EXERCISE INSTRUCTIONS:
Repeat, line for line, the entries printed below.

INPUT:
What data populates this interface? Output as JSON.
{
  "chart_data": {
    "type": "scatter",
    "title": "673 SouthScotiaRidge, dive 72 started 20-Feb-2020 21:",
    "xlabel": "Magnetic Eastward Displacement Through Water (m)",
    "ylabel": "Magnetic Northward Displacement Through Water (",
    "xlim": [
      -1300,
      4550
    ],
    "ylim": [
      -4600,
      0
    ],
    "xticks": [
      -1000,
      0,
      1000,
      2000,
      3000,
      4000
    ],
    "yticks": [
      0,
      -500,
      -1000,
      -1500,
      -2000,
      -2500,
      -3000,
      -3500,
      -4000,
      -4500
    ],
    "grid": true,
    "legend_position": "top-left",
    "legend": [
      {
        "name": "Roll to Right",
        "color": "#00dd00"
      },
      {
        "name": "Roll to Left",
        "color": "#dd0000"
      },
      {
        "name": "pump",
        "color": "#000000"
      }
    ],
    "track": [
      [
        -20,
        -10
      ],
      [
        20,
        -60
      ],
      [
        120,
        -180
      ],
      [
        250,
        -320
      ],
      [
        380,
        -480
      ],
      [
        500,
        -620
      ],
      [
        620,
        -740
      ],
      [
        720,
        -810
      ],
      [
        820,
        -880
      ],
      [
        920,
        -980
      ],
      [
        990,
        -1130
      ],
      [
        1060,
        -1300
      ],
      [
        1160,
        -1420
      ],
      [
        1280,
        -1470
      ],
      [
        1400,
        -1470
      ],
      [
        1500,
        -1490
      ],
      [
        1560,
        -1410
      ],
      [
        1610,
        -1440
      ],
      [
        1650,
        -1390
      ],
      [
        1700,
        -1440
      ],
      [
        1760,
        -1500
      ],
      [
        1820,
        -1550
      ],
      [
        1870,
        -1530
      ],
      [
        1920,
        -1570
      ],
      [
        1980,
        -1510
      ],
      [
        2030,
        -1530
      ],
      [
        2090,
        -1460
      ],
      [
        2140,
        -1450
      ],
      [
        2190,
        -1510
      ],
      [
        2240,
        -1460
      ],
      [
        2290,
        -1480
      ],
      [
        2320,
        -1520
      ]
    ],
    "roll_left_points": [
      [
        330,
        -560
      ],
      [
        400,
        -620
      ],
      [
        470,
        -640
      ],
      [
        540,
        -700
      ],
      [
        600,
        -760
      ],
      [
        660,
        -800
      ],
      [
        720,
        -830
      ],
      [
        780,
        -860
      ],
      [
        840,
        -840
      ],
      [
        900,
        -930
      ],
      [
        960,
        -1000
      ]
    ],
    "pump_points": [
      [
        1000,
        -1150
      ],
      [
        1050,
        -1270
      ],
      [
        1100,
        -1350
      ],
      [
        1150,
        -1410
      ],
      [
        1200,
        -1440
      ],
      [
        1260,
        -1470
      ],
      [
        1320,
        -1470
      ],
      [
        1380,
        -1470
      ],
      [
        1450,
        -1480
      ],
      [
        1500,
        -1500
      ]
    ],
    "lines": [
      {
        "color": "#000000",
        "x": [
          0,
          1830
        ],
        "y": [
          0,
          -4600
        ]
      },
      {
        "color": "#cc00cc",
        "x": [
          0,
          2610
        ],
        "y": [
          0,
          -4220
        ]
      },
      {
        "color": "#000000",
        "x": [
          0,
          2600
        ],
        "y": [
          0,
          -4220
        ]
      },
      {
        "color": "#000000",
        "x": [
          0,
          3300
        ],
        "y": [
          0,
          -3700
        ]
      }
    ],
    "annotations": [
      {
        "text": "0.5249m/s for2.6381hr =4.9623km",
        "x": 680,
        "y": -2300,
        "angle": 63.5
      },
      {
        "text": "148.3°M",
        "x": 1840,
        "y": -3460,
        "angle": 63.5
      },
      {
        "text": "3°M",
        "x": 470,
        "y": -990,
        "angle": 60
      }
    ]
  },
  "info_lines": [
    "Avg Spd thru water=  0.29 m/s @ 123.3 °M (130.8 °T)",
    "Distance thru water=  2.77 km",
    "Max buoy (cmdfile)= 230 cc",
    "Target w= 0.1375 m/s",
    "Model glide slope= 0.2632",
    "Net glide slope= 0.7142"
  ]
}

RESPONSE:
What data populates this interface? Output as JSON.
{
  "chart_data": {
    "type": "scatter",
    "title": "673 SouthScotiaRidge, dive 72 started 20-Feb-2020 21:",
    "xlabel": "Magnetic Eastward Displacement Through Water (m)",
    "ylabel": "Magnetic Northward Displacement Through Water (",
    "xlim": [
      -1300,
      4550
    ],
    "ylim": [
      -4600,
      0
    ],
    "xticks": [
      -1000,
      0,
      1000,
      2000,
      3000,
      4000
    ],
    "yticks": [
      0,
      -500,
      -1000,
      -1500,
      -2000,
      -2500,
      -3000,
      -3500,
      -4000,
      -4500
    ],
    "grid": true,
    "legend_position": "top-left",
    "legend": [
      {
        "name": "Roll to Right",
        "color": "#00dd00"
      },
      {
        "name": "Roll to Left",
        "color": "#dd0000"
      },
      {
        "name": "pump",
        "color": "#000000"
      }
    ],
    "track": [
      [
        -20,
        -10
      ],
      [
        20,
        -60
      ],
      [
        120,
        -180
      ],
      [
        250,
        -320
      ],
      [
        380,
        -480
      ],
      [
        500,
        -620
      ],
      [
        620,
        -740
      ],
      [
        720,
        -810
      ],
      [
        820,
        -880
      ],
      [
        920,
        -980
      ],
      [
        990,
        -1130
      ],
      [
        1060,
        -1300
      ],
      [
        1160,
        -1420
      ],
      [
        1280,
        -1470
      ],
      [
        1400,
        -1470
      ],
      [
        1500,
        -1490
      ],
      [
        1560,
        -1410
      ],
      [
        1610,
        -1440
      ],
      [
        1650,
        -1390
      ],
      [
        1700,
        -1440
      ],
      [
        1760,
        -1500
      ],
      [
        1820,
        -1550
      ],
      [
        1870,
        -1530
      ],
      [
        1920,
        -1570
      ],
      [
        1980,
        -1510
      ],
      [
        2030,
        -1530
      ],
      [
        2090,
        -1460
      ],
      [
        2140,
        -1450
      ],
      [
        2190,
        -1510
      ],
      [
        2240,
        -1460
      ],
      [
        2290,
        -1480
      ],
      [
        2320,
        -1520
      ]
    ],
    "roll_left_points": [
      [
        330,
        -560
      ],
      [
        400,
        -620
      ],
      [
        470,
        -640
      ],
      [
        540,
        -700
      ],
      [
        600,
        -760
      ],
      [
        660,
        -800
      ],
      [
        720,
        -830
      ],
      [
        780,
        -860
      ],
      [
        840,
        -840
      ],
      [
        900,
        -930
      ],
      [
        960,
        -1000
      ]
    ],
    "pump_points": [
      [
        1000,
        -1150
      ],
      [
        1050,
        -1270
      ],
      [
        1100,
        -1350
      ],
      [
        1150,
        -1410
      ],
      [
        1200,
        -1440
      ],
      [
        1260,
        -1470
      ],
      [
        1320,
        -1470
      ],
      [
        1380,
        -1470
      ],
      [
        1450,
        -1480
      ],
      [
        1500,
        -1500
      ]
    ],
    "lines": [
      {
        "color": "#000000",
        "x": [
          0,
          1830
        ],
        "y": [
          0,
          -4600
        ]
      },
      {
        "color": "#cc00cc",
        "x": [
          0,
          2610
        ],
        "y": [
          0,
          -4220
        ]
      },
      {
        "color": "#000000",
        "x": [
          0,
          2600
        ],
        "y": [
          0,
          -4220
        ]
      },
      {
        "color": "#000000",
        "x": [
          0,
          3300
        ],
        "y": [
          0,
          -3700
        ]
      }
    ],
    "annotations": [
      {
        "text": "0.5249m/s for2.6381hr =4.9623km",
        "x": 680,
        "y": -2300,
        "angle": 63.5
      },
      {
        "text": "148.3°M",
        "x": 1840,
        "y": -3460,
        "angle": 63.5
      },
      {
        "text": "3°M",
        "x": 470,
        "y": -990,
        "angle": 60
      }
    ]
  },
  "info_lines": [
    "Avg Spd thru water=  0.29 m/s @ 123.3 °M (130.8 °T)",
    "Distance thru water=  2.77 km",
    "Max buoy (cmdfile)= 230 cc",
    "Target w= 0.1375 m/s",
    "Model glide slope= 0.2632",
    "Net glide slope= 0.7142"
  ]
}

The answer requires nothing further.